Written instruction :: Reproduce the material below line for line, with every character unchanged.
* * *
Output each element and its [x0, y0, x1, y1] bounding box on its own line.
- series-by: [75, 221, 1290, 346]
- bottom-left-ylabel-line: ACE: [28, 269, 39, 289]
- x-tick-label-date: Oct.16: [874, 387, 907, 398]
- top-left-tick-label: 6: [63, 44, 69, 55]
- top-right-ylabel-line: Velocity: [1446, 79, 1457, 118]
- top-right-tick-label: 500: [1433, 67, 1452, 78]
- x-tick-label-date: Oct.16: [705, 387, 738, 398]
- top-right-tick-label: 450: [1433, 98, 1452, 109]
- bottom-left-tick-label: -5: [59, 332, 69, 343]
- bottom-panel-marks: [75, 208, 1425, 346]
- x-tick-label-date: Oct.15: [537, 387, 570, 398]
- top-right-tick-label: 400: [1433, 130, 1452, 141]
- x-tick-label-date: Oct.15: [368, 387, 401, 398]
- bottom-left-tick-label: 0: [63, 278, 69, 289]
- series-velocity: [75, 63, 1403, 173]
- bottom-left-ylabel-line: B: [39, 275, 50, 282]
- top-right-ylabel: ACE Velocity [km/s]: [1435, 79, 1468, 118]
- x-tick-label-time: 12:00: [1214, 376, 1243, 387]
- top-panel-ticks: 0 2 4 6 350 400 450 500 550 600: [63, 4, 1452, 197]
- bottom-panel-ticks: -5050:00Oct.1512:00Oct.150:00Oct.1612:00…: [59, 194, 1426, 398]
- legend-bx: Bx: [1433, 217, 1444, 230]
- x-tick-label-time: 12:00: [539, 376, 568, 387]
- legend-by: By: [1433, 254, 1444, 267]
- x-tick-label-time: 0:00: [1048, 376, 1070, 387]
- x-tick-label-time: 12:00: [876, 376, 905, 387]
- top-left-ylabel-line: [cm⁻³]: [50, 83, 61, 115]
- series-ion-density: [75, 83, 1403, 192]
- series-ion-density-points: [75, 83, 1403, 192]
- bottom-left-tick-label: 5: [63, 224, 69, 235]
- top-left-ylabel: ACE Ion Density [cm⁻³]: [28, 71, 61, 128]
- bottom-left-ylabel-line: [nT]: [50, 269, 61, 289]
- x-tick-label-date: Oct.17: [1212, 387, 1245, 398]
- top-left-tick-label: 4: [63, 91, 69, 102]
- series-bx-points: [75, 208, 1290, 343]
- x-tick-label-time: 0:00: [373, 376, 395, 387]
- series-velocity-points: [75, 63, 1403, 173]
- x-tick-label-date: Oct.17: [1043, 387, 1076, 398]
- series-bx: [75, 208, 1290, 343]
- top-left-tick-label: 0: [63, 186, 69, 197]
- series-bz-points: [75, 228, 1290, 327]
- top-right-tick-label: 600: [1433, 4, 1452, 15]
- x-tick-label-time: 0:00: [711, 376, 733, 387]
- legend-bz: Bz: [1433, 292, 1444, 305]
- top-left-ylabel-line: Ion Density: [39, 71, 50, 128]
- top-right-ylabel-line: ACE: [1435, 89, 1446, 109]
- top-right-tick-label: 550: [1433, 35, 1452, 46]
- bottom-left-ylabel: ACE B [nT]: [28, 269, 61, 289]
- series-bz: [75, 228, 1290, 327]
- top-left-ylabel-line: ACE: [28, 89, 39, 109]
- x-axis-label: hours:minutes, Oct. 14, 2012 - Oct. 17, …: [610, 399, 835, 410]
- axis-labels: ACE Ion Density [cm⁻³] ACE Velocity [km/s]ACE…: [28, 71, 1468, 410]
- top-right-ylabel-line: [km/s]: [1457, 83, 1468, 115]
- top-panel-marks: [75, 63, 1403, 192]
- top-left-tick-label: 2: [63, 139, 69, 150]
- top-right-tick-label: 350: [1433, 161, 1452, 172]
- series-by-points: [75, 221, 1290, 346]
* * *
Response ::
Output each element and its [x0, y0, x1, y1] bounding box on its own line.
- series-by: [75, 221, 1290, 346]
- bottom-left-ylabel-line: ACE: [28, 269, 39, 289]
- x-tick-label-date: Oct.16: [874, 387, 907, 398]
- top-left-tick-label: 6: [63, 44, 69, 55]
- top-right-ylabel-line: Velocity: [1446, 79, 1457, 118]
- top-right-tick-label: 500: [1433, 67, 1452, 78]
- x-tick-label-date: Oct.16: [705, 387, 738, 398]
- top-right-tick-label: 450: [1433, 98, 1452, 109]
- bottom-left-tick-label: -5: [59, 332, 69, 343]
- bottom-panel-marks: [75, 208, 1425, 346]
- x-tick-label-date: Oct.15: [537, 387, 570, 398]
- top-right-tick-label: 400: [1433, 130, 1452, 141]
- x-tick-label-date: Oct.15: [368, 387, 401, 398]
- bottom-left-tick-label: 0: [63, 278, 69, 289]
- series-velocity: [75, 63, 1403, 173]
- bottom-left-ylabel-line: B: [39, 275, 50, 282]
- top-right-ylabel: ACE Velocity [km/s]: [1435, 79, 1468, 118]
- x-tick-label-time: 12:00: [1214, 376, 1243, 387]
- top-panel-ticks: 0 2 4 6 350 400 450 500 550 600: [63, 4, 1452, 197]
- bottom-panel-ticks: -5050:00Oct.1512:00Oct.150:00Oct.1612:00…: [59, 194, 1426, 398]
- legend-bx: Bx: [1433, 217, 1444, 230]
- x-tick-label-time: 12:00: [539, 376, 568, 387]
- legend-by: By: [1433, 254, 1444, 267]
- x-tick-label-time: 0:00: [1048, 376, 1070, 387]
- x-tick-label-time: 12:00: [876, 376, 905, 387]
- top-left-ylabel-line: [cm⁻³]: [50, 83, 61, 115]
- series-ion-density: [75, 83, 1403, 192]
- series-ion-density-points: [75, 83, 1403, 192]
- bottom-left-tick-label: 5: [63, 224, 69, 235]
- top-left-ylabel: ACE Ion Density [cm⁻³]: [28, 71, 61, 128]
- bottom-left-ylabel-line: [nT]: [50, 269, 61, 289]
- x-tick-label-date: Oct.17: [1212, 387, 1245, 398]
- top-left-tick-label: 4: [63, 91, 69, 102]
- series-bx-points: [75, 208, 1290, 343]
- x-tick-label-time: 0:00: [373, 376, 395, 387]
- series-velocity-points: [75, 63, 1403, 173]
- x-tick-label-date: Oct.17: [1043, 387, 1076, 398]
- series-bx: [75, 208, 1290, 343]
- top-left-tick-label: 0: [63, 186, 69, 197]
- series-bz-points: [75, 228, 1290, 327]
- top-right-tick-label: 600: [1433, 4, 1452, 15]
- x-tick-label-time: 0:00: [711, 376, 733, 387]
- legend-bz: Bz: [1433, 292, 1444, 305]
- top-left-ylabel-line: Ion Density: [39, 71, 50, 128]
- top-right-ylabel-line: ACE: [1435, 89, 1446, 109]
- top-right-tick-label: 550: [1433, 35, 1452, 46]
- bottom-left-ylabel: ACE B [nT]: [28, 269, 61, 289]
- series-bz: [75, 228, 1290, 327]
- top-left-ylabel-line: ACE: [28, 89, 39, 109]
- x-axis-label: hours:minutes, Oct. 14, 2012 - Oct. 17, …: [610, 399, 835, 410]
- axis-labels: ACE Ion Density [cm⁻³] ACE Velocity [km/s]ACE…: [28, 71, 1468, 410]
- top-right-ylabel-line: [km/s]: [1457, 83, 1468, 115]
- top-panel-marks: [75, 63, 1403, 192]
- top-left-tick-label: 2: [63, 139, 69, 150]
- top-right-tick-label: 350: [1433, 161, 1452, 172]
- series-by-points: [75, 221, 1290, 346]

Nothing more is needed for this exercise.